▶ [PROBLEM TO SOLVE]: Return each line of the records with nothing changed, pictures excepted.

INPUT start

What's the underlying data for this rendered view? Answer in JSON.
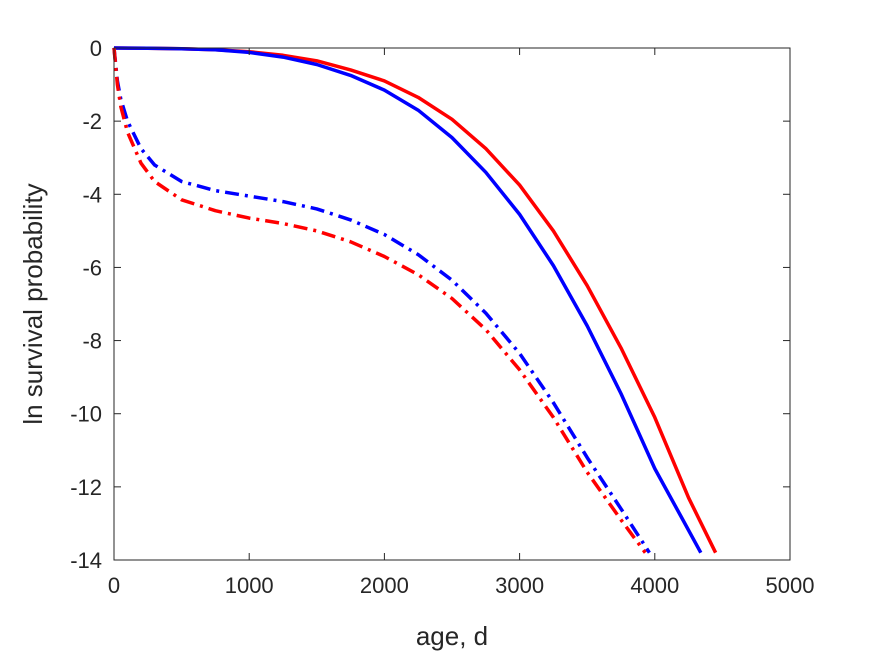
{
  "chart_data": {
    "type": "line",
    "title": "",
    "xlabel": "age, d",
    "ylabel": "ln survival probability",
    "xlim": [
      0,
      5000
    ],
    "ylim": [
      -14,
      0
    ],
    "xticks": [
      "0",
      "1000",
      "2000",
      "3000",
      "4000",
      "5000"
    ],
    "yticks": [
      "0",
      "-2",
      "-4",
      "-6",
      "-8",
      "-10",
      "-12",
      "-14"
    ],
    "xtick_values": [
      0,
      1000,
      2000,
      3000,
      4000,
      5000
    ],
    "ytick_values": [
      0,
      -2,
      -4,
      -6,
      -8,
      -10,
      -12,
      -14
    ],
    "grid": false,
    "legend": "none",
    "series": [
      {
        "color": "#ff0000",
        "style": "solid",
        "x": [
          0,
          250,
          500,
          750,
          1000,
          1250,
          1500,
          1750,
          2000,
          2250,
          2500,
          2750,
          3000,
          3250,
          3500,
          3750,
          4000,
          4250,
          4450
        ],
        "y": [
          0,
          -0.005,
          -0.02,
          -0.05,
          -0.1,
          -0.2,
          -0.35,
          -0.6,
          -0.9,
          -1.35,
          -1.95,
          -2.75,
          -3.75,
          -5.0,
          -6.5,
          -8.2,
          -10.1,
          -12.3,
          -13.8
        ]
      },
      {
        "color": "#0000ff",
        "style": "solid",
        "x": [
          0,
          250,
          500,
          750,
          1000,
          1250,
          1500,
          1750,
          2000,
          2250,
          2500,
          2750,
          3000,
          3250,
          3500,
          3750,
          4000,
          4200,
          4340
        ],
        "y": [
          0,
          -0.005,
          -0.02,
          -0.05,
          -0.12,
          -0.25,
          -0.45,
          -0.75,
          -1.15,
          -1.7,
          -2.45,
          -3.4,
          -4.55,
          -5.95,
          -7.6,
          -9.45,
          -11.5,
          -12.85,
          -13.8
        ]
      },
      {
        "color": "#0000ff",
        "style": "dashdot",
        "x": [
          0,
          25,
          50,
          100,
          200,
          300,
          500,
          750,
          1000,
          1250,
          1500,
          1750,
          2000,
          2250,
          2500,
          2750,
          3000,
          3250,
          3500,
          3750,
          3960
        ],
        "y": [
          0,
          -0.9,
          -1.4,
          -2.0,
          -2.75,
          -3.2,
          -3.65,
          -3.9,
          -4.05,
          -4.2,
          -4.4,
          -4.7,
          -5.1,
          -5.65,
          -6.35,
          -7.25,
          -8.35,
          -9.7,
          -11.2,
          -12.6,
          -13.8
        ]
      },
      {
        "color": "#ff0000",
        "style": "dashdot",
        "x": [
          0,
          25,
          50,
          100,
          200,
          300,
          500,
          750,
          1000,
          1250,
          1500,
          1750,
          2000,
          2250,
          2500,
          2750,
          3000,
          3250,
          3500,
          3750,
          3930
        ],
        "y": [
          0,
          -1.0,
          -1.6,
          -2.3,
          -3.15,
          -3.65,
          -4.15,
          -4.45,
          -4.65,
          -4.8,
          -5.0,
          -5.3,
          -5.7,
          -6.2,
          -6.85,
          -7.7,
          -8.8,
          -10.1,
          -11.6,
          -12.9,
          -13.8
        ]
      }
    ]
  }
}
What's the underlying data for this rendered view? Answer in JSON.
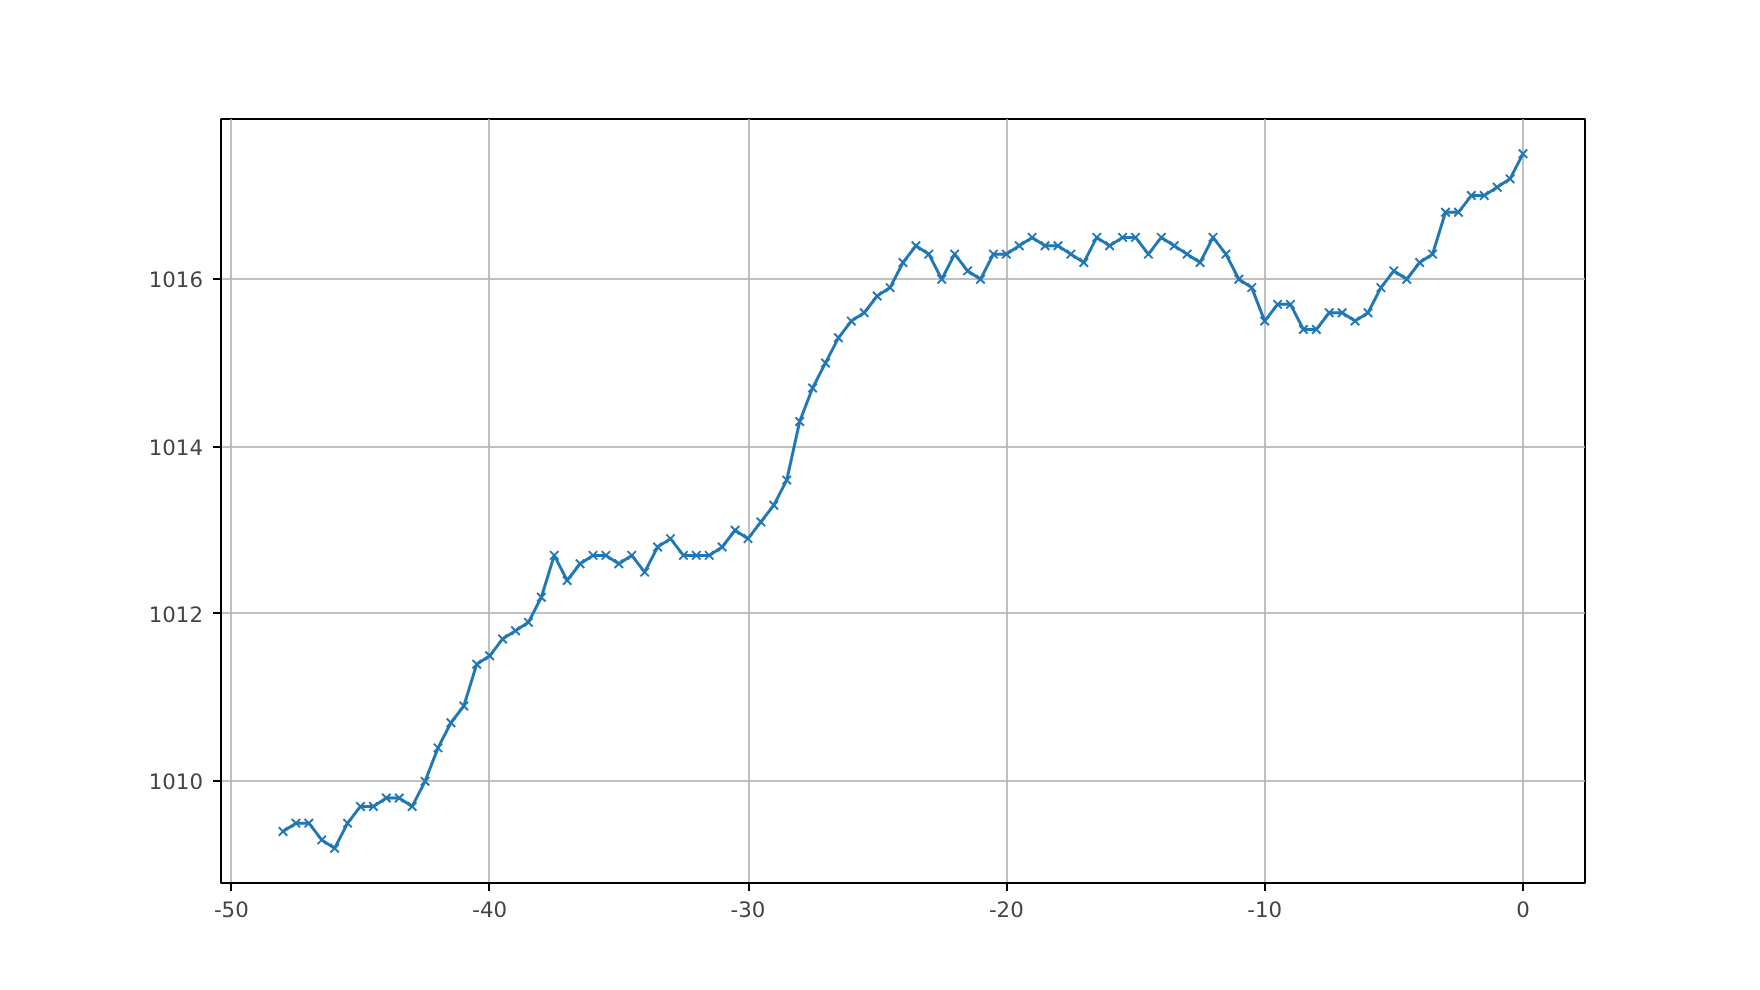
{
  "chart_data": {
    "type": "line",
    "x": [
      -48,
      -47.5,
      -47,
      -46.5,
      -46,
      -45.5,
      -45,
      -44.5,
      -44,
      -43.5,
      -43,
      -42.5,
      -42,
      -41.5,
      -41,
      -40.5,
      -40,
      -39.5,
      -39,
      -38.5,
      -38,
      -37.5,
      -37,
      -36.5,
      -36,
      -35.5,
      -35,
      -34.5,
      -34,
      -33.5,
      -33,
      -32.5,
      -32,
      -31.5,
      -31,
      -30.5,
      -30,
      -29.5,
      -29,
      -28.5,
      -28,
      -27.5,
      -27,
      -26.5,
      -26,
      -25.5,
      -25,
      -24.5,
      -24,
      -23.5,
      -23,
      -22.5,
      -22,
      -21.5,
      -21,
      -20.5,
      -20,
      -19.5,
      -19,
      -18.5,
      -18,
      -17.5,
      -17,
      -16.5,
      -16,
      -15.5,
      -15,
      -14.5,
      -14,
      -13.5,
      -13,
      -12.5,
      -12,
      -11.5,
      -11,
      -10.5,
      -10,
      -9.5,
      -9,
      -8.5,
      -8,
      -7.5,
      -7,
      -6.5,
      -6,
      -5.5,
      -5,
      -4.5,
      -4,
      -3.5,
      -3,
      -2.5,
      -2,
      -1.5,
      -1,
      -0.5,
      0
    ],
    "series": [
      {
        "color": "#1f77b4",
        "values": [
          1009.4,
          1009.5,
          1009.5,
          1009.3,
          1009.2,
          1009.5,
          1009.7,
          1009.7,
          1009.8,
          1009.8,
          1009.7,
          1010.0,
          1010.4,
          1010.7,
          1010.9,
          1011.4,
          1011.5,
          1011.7,
          1011.8,
          1011.9,
          1012.2,
          1012.7,
          1012.4,
          1012.6,
          1012.7,
          1012.7,
          1012.6,
          1012.7,
          1012.5,
          1012.8,
          1012.9,
          1012.7,
          1012.7,
          1012.7,
          1012.8,
          1013.0,
          1012.9,
          1013.1,
          1013.3,
          1013.6,
          1014.3,
          1014.7,
          1015.0,
          1015.3,
          1015.5,
          1015.6,
          1015.8,
          1015.9,
          1016.2,
          1016.4,
          1016.3,
          1016.0,
          1016.3,
          1016.1,
          1016.0,
          1016.3,
          1016.3,
          1016.4,
          1016.5,
          1016.4,
          1016.4,
          1016.3,
          1016.2,
          1016.5,
          1016.4,
          1016.5,
          1016.5,
          1016.3,
          1016.5,
          1016.4,
          1016.3,
          1016.2,
          1016.5,
          1016.3,
          1016.0,
          1015.9,
          1015.5,
          1015.7,
          1015.7,
          1015.4,
          1015.4,
          1015.6,
          1015.6,
          1015.5,
          1015.6,
          1015.9,
          1016.1,
          1016.0,
          1016.2,
          1016.3,
          1016.8,
          1016.8,
          1017.0,
          1017.0,
          1017.1,
          1017.2,
          1017.5
        ]
      }
    ],
    "xlim": [
      -50.4,
      2.4
    ],
    "ylim": [
      1008.785,
      1017.915
    ],
    "xticks": [
      -50,
      -40,
      -30,
      -20,
      -10,
      0
    ],
    "yticks": [
      1010,
      1012,
      1014,
      1016
    ],
    "grid": true,
    "marker": "cross",
    "line_style": "solid"
  }
}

INPUT end

▶ [THE ANSWER]:
What's the underlying data for this rendered view? Answer in JSON.
{
  "chart_data": {
    "type": "line",
    "title": "",
    "xlabel": "age, d",
    "ylabel": "ln survival probability",
    "xlim": [
      0,
      5000
    ],
    "ylim": [
      -14,
      0
    ],
    "xticks": [
      "0",
      "1000",
      "2000",
      "3000",
      "4000",
      "5000"
    ],
    "yticks": [
      "0",
      "-2",
      "-4",
      "-6",
      "-8",
      "-10",
      "-12",
      "-14"
    ],
    "xtick_values": [
      0,
      1000,
      2000,
      3000,
      4000,
      5000
    ],
    "ytick_values": [
      0,
      -2,
      -4,
      -6,
      -8,
      -10,
      -12,
      -14
    ],
    "grid": false,
    "legend": "none",
    "series": [
      {
        "color": "#ff0000",
        "style": "solid",
        "x": [
          0,
          250,
          500,
          750,
          1000,
          1250,
          1500,
          1750,
          2000,
          2250,
          2500,
          2750,
          3000,
          3250,
          3500,
          3750,
          4000,
          4250,
          4450
        ],
        "y": [
          0,
          -0.005,
          -0.02,
          -0.05,
          -0.1,
          -0.2,
          -0.35,
          -0.6,
          -0.9,
          -1.35,
          -1.95,
          -2.75,
          -3.75,
          -5.0,
          -6.5,
          -8.2,
          -10.1,
          -12.3,
          -13.8
        ]
      },
      {
        "color": "#0000ff",
        "style": "solid",
        "x": [
          0,
          250,
          500,
          750,
          1000,
          1250,
          1500,
          1750,
          2000,
          2250,
          2500,
          2750,
          3000,
          3250,
          3500,
          3750,
          4000,
          4200,
          4340
        ],
        "y": [
          0,
          -0.005,
          -0.02,
          -0.05,
          -0.12,
          -0.25,
          -0.45,
          -0.75,
          -1.15,
          -1.7,
          -2.45,
          -3.4,
          -4.55,
          -5.95,
          -7.6,
          -9.45,
          -11.5,
          -12.85,
          -13.8
        ]
      },
      {
        "color": "#0000ff",
        "style": "dashdot",
        "x": [
          0,
          25,
          50,
          100,
          200,
          300,
          500,
          750,
          1000,
          1250,
          1500,
          1750,
          2000,
          2250,
          2500,
          2750,
          3000,
          3250,
          3500,
          3750,
          3960
        ],
        "y": [
          0,
          -0.9,
          -1.4,
          -2.0,
          -2.75,
          -3.2,
          -3.65,
          -3.9,
          -4.05,
          -4.2,
          -4.4,
          -4.7,
          -5.1,
          -5.65,
          -6.35,
          -7.25,
          -8.35,
          -9.7,
          -11.2,
          -12.6,
          -13.8
        ]
      },
      {
        "color": "#ff0000",
        "style": "dashdot",
        "x": [
          0,
          25,
          50,
          100,
          200,
          300,
          500,
          750,
          1000,
          1250,
          1500,
          1750,
          2000,
          2250,
          2500,
          2750,
          3000,
          3250,
          3500,
          3750,
          3930
        ],
        "y": [
          0,
          -1.0,
          -1.6,
          -2.3,
          -3.15,
          -3.65,
          -4.15,
          -4.45,
          -4.65,
          -4.8,
          -5.0,
          -5.3,
          -5.7,
          -6.2,
          -6.85,
          -7.7,
          -8.8,
          -10.1,
          -11.6,
          -12.9,
          -13.8
        ]
      }
    ]
  }
}
What's the underlying data for this rendered view? Answer in JSON.
{
  "chart_data": {
    "type": "line",
    "x": [
      -48,
      -47.5,
      -47,
      -46.5,
      -46,
      -45.5,
      -45,
      -44.5,
      -44,
      -43.5,
      -43,
      -42.5,
      -42,
      -41.5,
      -41,
      -40.5,
      -40,
      -39.5,
      -39,
      -38.5,
      -38,
      -37.5,
      -37,
      -36.5,
      -36,
      -35.5,
      -35,
      -34.5,
      -34,
      -33.5,
      -33,
      -32.5,
      -32,
      -31.5,
      -31,
      -30.5,
      -30,
      -29.5,
      -29,
      -28.5,
      -28,
      -27.5,
      -27,
      -26.5,
      -26,
      -25.5,
      -25,
      -24.5,
      -24,
      -23.5,
      -23,
      -22.5,
      -22,
      -21.5,
      -21,
      -20.5,
      -20,
      -19.5,
      -19,
      -18.5,
      -18,
      -17.5,
      -17,
      -16.5,
      -16,
      -15.5,
      -15,
      -14.5,
      -14,
      -13.5,
      -13,
      -12.5,
      -12,
      -11.5,
      -11,
      -10.5,
      -10,
      -9.5,
      -9,
      -8.5,
      -8,
      -7.5,
      -7,
      -6.5,
      -6,
      -5.5,
      -5,
      -4.5,
      -4,
      -3.5,
      -3,
      -2.5,
      -2,
      -1.5,
      -1,
      -0.5,
      0
    ],
    "series": [
      {
        "color": "#1f77b4",
        "values": [
          1009.4,
          1009.5,
          1009.5,
          1009.3,
          1009.2,
          1009.5,
          1009.7,
          1009.7,
          1009.8,
          1009.8,
          1009.7,
          1010.0,
          1010.4,
          1010.7,
          1010.9,
          1011.4,
          1011.5,
          1011.7,
          1011.8,
          1011.9,
          1012.2,
          1012.7,
          1012.4,
          1012.6,
          1012.7,
          1012.7,
          1012.6,
          1012.7,
          1012.5,
          1012.8,
          1012.9,
          1012.7,
          1012.7,
          1012.7,
          1012.8,
          1013.0,
          1012.9,
          1013.1,
          1013.3,
          1013.6,
          1014.3,
          1014.7,
          1015.0,
          1015.3,
          1015.5,
          1015.6,
          1015.8,
          1015.9,
          1016.2,
          1016.4,
          1016.3,
          1016.0,
          1016.3,
          1016.1,
          1016.0,
          1016.3,
          1016.3,
          1016.4,
          1016.5,
          1016.4,
          1016.4,
          1016.3,
          1016.2,
          1016.5,
          1016.4,
          1016.5,
          1016.5,
          1016.3,
          1016.5,
          1016.4,
          1016.3,
          1016.2,
          1016.5,
          1016.3,
          1016.0,
          1015.9,
          1015.5,
          1015.7,
          1015.7,
          1015.4,
          1015.4,
          1015.6,
          1015.6,
          1015.5,
          1015.6,
          1015.9,
          1016.1,
          1016.0,
          1016.2,
          1016.3,
          1016.8,
          1016.8,
          1017.0,
          1017.0,
          1017.1,
          1017.2,
          1017.5
        ]
      }
    ],
    "xlim": [
      -50.4,
      2.4
    ],
    "ylim": [
      1008.785,
      1017.915
    ],
    "xticks": [
      -50,
      -40,
      -30,
      -20,
      -10,
      0
    ],
    "yticks": [
      1010,
      1012,
      1014,
      1016
    ],
    "grid": true,
    "marker": "cross",
    "line_style": "solid"
  }
}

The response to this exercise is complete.